▸ **Records from a dataset**:
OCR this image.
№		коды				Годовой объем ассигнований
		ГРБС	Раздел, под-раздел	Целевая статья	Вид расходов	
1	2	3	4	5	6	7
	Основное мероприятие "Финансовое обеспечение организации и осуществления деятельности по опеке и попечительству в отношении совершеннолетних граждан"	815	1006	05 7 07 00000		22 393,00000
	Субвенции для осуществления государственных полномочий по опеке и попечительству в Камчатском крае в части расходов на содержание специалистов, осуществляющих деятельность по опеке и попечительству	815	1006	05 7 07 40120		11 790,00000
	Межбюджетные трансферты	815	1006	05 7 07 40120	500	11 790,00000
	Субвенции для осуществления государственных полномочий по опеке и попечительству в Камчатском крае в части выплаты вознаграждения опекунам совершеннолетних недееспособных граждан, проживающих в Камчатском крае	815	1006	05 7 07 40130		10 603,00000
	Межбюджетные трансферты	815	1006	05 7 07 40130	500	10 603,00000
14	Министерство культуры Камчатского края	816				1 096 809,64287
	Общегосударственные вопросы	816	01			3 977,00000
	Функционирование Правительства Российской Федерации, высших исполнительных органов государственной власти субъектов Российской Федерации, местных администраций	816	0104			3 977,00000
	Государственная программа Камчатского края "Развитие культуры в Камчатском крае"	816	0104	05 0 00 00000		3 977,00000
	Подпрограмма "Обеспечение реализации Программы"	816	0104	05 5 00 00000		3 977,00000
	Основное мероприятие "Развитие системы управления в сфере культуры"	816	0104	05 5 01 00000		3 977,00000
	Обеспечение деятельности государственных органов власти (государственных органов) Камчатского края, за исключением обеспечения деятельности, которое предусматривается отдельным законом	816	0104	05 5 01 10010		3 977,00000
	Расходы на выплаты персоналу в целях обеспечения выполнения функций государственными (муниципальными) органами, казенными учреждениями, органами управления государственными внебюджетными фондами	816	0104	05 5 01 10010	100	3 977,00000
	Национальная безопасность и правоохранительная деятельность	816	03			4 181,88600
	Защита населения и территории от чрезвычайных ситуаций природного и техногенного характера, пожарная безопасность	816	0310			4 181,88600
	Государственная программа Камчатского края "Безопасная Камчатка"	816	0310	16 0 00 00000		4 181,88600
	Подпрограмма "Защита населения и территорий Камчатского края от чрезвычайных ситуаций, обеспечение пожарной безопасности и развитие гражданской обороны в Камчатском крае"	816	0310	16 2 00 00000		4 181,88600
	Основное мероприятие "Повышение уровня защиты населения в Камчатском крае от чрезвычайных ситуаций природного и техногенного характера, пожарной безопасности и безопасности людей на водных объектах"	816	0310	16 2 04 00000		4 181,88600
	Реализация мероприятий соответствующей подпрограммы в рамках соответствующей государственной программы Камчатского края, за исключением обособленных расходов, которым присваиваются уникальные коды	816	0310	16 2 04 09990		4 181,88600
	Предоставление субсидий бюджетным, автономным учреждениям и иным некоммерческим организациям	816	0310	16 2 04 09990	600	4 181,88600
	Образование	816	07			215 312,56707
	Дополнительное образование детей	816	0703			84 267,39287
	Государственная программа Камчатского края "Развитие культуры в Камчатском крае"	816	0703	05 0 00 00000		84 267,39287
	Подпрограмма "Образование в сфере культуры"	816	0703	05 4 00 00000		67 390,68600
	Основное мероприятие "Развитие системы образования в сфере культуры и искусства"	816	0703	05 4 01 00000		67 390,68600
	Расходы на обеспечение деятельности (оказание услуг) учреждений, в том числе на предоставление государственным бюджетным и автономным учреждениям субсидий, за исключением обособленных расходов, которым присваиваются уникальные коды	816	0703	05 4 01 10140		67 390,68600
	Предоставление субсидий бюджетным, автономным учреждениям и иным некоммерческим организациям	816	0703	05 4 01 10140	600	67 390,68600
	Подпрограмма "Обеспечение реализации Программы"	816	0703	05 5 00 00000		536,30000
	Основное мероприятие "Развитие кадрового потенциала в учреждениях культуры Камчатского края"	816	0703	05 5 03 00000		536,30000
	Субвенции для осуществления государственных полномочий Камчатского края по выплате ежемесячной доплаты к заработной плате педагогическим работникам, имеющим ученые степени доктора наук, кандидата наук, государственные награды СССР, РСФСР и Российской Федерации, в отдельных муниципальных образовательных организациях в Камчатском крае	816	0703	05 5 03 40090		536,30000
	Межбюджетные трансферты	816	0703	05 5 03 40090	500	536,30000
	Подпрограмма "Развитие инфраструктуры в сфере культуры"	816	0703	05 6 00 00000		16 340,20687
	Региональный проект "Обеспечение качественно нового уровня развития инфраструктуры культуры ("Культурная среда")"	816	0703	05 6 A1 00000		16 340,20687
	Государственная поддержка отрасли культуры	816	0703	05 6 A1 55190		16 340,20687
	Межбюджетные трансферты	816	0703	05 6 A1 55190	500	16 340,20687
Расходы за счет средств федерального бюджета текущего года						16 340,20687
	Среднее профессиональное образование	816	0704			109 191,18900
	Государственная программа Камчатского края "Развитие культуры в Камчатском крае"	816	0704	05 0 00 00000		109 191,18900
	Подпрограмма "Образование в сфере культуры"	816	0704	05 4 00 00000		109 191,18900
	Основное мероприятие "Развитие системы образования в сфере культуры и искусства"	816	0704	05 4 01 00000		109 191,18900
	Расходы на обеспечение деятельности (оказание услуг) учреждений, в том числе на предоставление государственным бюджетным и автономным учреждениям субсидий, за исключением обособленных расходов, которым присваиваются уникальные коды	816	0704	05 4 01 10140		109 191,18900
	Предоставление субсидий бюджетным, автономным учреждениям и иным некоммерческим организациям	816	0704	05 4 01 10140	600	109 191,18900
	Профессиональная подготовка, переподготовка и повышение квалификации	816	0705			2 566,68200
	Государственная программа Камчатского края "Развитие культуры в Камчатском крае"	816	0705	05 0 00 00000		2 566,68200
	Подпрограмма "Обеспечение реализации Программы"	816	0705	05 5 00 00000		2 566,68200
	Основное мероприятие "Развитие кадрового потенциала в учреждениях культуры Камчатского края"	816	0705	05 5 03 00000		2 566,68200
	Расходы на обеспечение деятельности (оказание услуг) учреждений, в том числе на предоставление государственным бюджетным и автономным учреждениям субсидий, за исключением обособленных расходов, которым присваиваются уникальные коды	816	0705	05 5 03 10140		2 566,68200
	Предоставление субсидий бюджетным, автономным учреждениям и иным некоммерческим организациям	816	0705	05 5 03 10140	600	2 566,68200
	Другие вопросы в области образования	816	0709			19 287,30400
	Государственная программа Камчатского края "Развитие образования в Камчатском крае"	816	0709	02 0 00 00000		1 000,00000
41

▸ **EXERCISE OBJECTIVE**: Every entry must be output again, exactly as written above.

▸ **THE REPLY**:
OCR this image.
№		коды				Годовой объем ассигнований
		ГРБС	Раздел, под-раздел	Целевая статья	Вид расходов	
1	2	3	4	5	6	7
	Основное мероприятие "Финансовое обеспечение организации и осуществления деятельности по опеке и попечительству в отношении совершеннолетних граждан"	815	1006	05 7 07 00000		22 393,00000
	Субвенции для осуществления государственных полномочий по опеке и попечительству в Камчатском крае в части расходов на содержание специалистов, осуществляющих деятельность по опеке и попечительству	815	1006	05 7 07 40120		11 790,00000
	Межбюджетные трансферты	815	1006	05 7 07 40120	500	11 790,00000
	Субвенции для осуществления государственных полномочий по опеке и попечительству в Камчатском крае в части выплаты вознаграждения опекунам совершеннолетних недееспособных граждан, проживающих в Камчатском крае	815	1006	05 7 07 40130		10 603,00000
	Межбюджетные трансферты	815	1006	05 7 07 40130	500	10 603,00000
14	Министерство культуры Камчатского края	816				1 096 809,64287
	Общегосударственные вопросы	816	01			3 977,00000
	Функционирование Правительства Российской Федерации, высших исполнительных органов государственной власти субъектов Российской Федерации, местных администраций	816	0104			3 977,00000
	Государственная программа Камчатского края "Развитие культуры в Камчатском крае"	816	0104	05 0 00 00000		3 977,00000
	Подпрограмма "Обеспечение реализации Программы"	816	0104	05 5 00 00000		3 977,00000
	Основное мероприятие "Развитие системы управления в сфере культуры"	816	0104	05 5 01 00000		3 977,00000
	Обеспечение деятельности государственных органов власти (государственных органов) Камчатского края, за исключением обеспечения деятельности, которое предусматривается отдельным законом	816	0104	05 5 01 10010		3 977,00000
	Расходы на выплаты персоналу в целях обеспечения выполнения функций государственными (муниципальными) органами, казенными учреждениями, органами управления государственными внебюджетными фондами	816	0104	05 5 01 10010	100	3 977,00000
	Национальная безопасность и правоохранительная деятельность	816	03			4 181,88600
	Защита населения и территории от чрезвычайных ситуаций природного и техногенного характера, пожарная безопасность	816	0310			4 181,88600
	Государственная программа Камчатского края "Безопасная Камчатка"	816	0310	16 0 00 00000		4 181,88600
	Подпрограмма "Защита населения и территорий Камчатского края от чрезвычайных ситуаций, обеспечение пожарной безопасности и развитие гражданской обороны в Камчатском крае"	816	0310	16 2 00 00000		4 181,88600
	Основное мероприятие "Повышение уровня защиты населения в Камчатском крае от чрезвычайных ситуаций природного и техногенного характера, пожарной безопасности и безопасности людей на водных объектах"	816	0310	16 2 04 00000		4 181,88600
	Реализация мероприятий соответствующей подпрограммы в рамках соответствующей государственной программы Камчатского края, за исключением обособленных расходов, которым присваиваются уникальные коды	816	0310	16 2 04 09990		4 181,88600
	Предоставление субсидий бюджетным, автономным учреждениям и иным некоммерческим организациям	816	0310	16 2 04 09990	600	4 181,88600
	Образование	816	07			215 312,56707
	Дополнительное образование детей	816	0703			84 267,39287
	Государственная программа Камчатского края "Развитие культуры в Камчатском крае"	816	0703	05 0 00 00000		84 267,39287
	Подпрограмма "Образование в сфере культуры"	816	0703	05 4 00 00000		67 390,68600
	Основное мероприятие "Развитие системы образования в сфере культуры и искусства"	816	0703	05 4 01 00000		67 390,68600
	Расходы на обеспечение деятельности (оказание услуг) учреждений, в том числе на предоставление государственным бюджетным и автономным учреждениям субсидий, за исключением обособленных расходов, которым присваиваются уникальные коды	816	0703	05 4 01 10140		67 390,68600
	Предоставление субсидий бюджетным, автономным учреждениям и иным некоммерческим организациям	816	0703	05 4 01 10140	600	67 390,68600
	Подпрограмма "Обеспечение реализации Программы"	816	0703	05 5 00 00000		536,30000
	Основное мероприятие "Развитие кадрового потенциала в учреждениях культуры Камчатского края"	816	0703	05 5 03 00000		536,30000
	Субвенции для осуществления государственных полномочий Камчатского края по выплате ежемесячной доплаты к заработной плате педагогическим работникам, имеющим ученые степени доктора наук, кандидата наук, государственные награды СССР, РСФСР и Российской Федерации, в отдельных муниципальных образовательных организациях в Камчатском крае	816	0703	05 5 03 40090		536,30000
	Межбюджетные трансферты	816	0703	05 5 03 40090	500	536,30000
	Подпрограмма "Развитие инфраструктуры в сфере культуры"	816	0703	05 6 00 00000		16 340,20687
	Региональный проект "Обеспечение качественно нового уровня развития инфраструктуры культуры ("Культурная среда")"	816	0703	05 6 A1 00000		16 340,20687
	Государственная поддержка отрасли культуры	816	0703	05 6 A1 55190		16 340,20687
	Межбюджетные трансферты	816	0703	05 6 A1 55190	500	16 340,20687
Расходы за счет средств федерального бюджета текущего года						16 340,20687
	Среднее профессиональное образование	816	0704			109 191,18900
	Государственная программа Камчатского края "Развитие культуры в Камчатском крае"	816	0704	05 0 00 00000		109 191,18900
	Подпрограмма "Образование в сфере культуры"	816	0704	05 4 00 00000		109 191,18900
	Основное мероприятие "Развитие системы образования в сфере культуры и искусства"	816	0704	05 4 01 00000		109 191,18900
	Расходы на обеспечение деятельности (оказание услуг) учреждений, в том числе на предоставление государственным бюджетным и автономным учреждениям субсидий, за исключением обособленных расходов, которым присваиваются уникальные коды	816	0704	05 4 01 10140		109 191,18900
	Предоставление субсидий бюджетным, автономным учреждениям и иным некоммерческим организациям	816	0704	05 4 01 10140	600	109 191,18900
	Профессиональная подготовка, переподготовка и повышение квалификации	816	0705			2 566,68200
	Государственная программа Камчатского края "Развитие культуры в Камчатском крае"	816	0705	05 0 00 00000		2 566,68200
	Подпрограмма "Обеспечение реализации Программы"	816	0705	05 5 00 00000		2 566,68200
	Основное мероприятие "Развитие кадрового потенциала в учреждениях культуры Камчатского края"	816	0705	05 5 03 00000		2 566,68200
	Расходы на обеспечение деятельности (оказание услуг) учреждений, в том числе на предоставление государственным бюджетным и автономным учреждениям субсидий, за исключением обособленных расходов, которым присваиваются уникальные коды	816	0705	05 5 03 10140		2 566,68200
	Предоставление субсидий бюджетным, автономным учреждениям и иным некоммерческим организациям	816	0705	05 5 03 10140	600	2 566,68200
	Другие вопросы в области образования	816	0709			19 287,30400
	Государственная программа Камчатского края "Развитие образования в Камчатском крае"	816	0709	02 0 00 00000		1 000,00000
41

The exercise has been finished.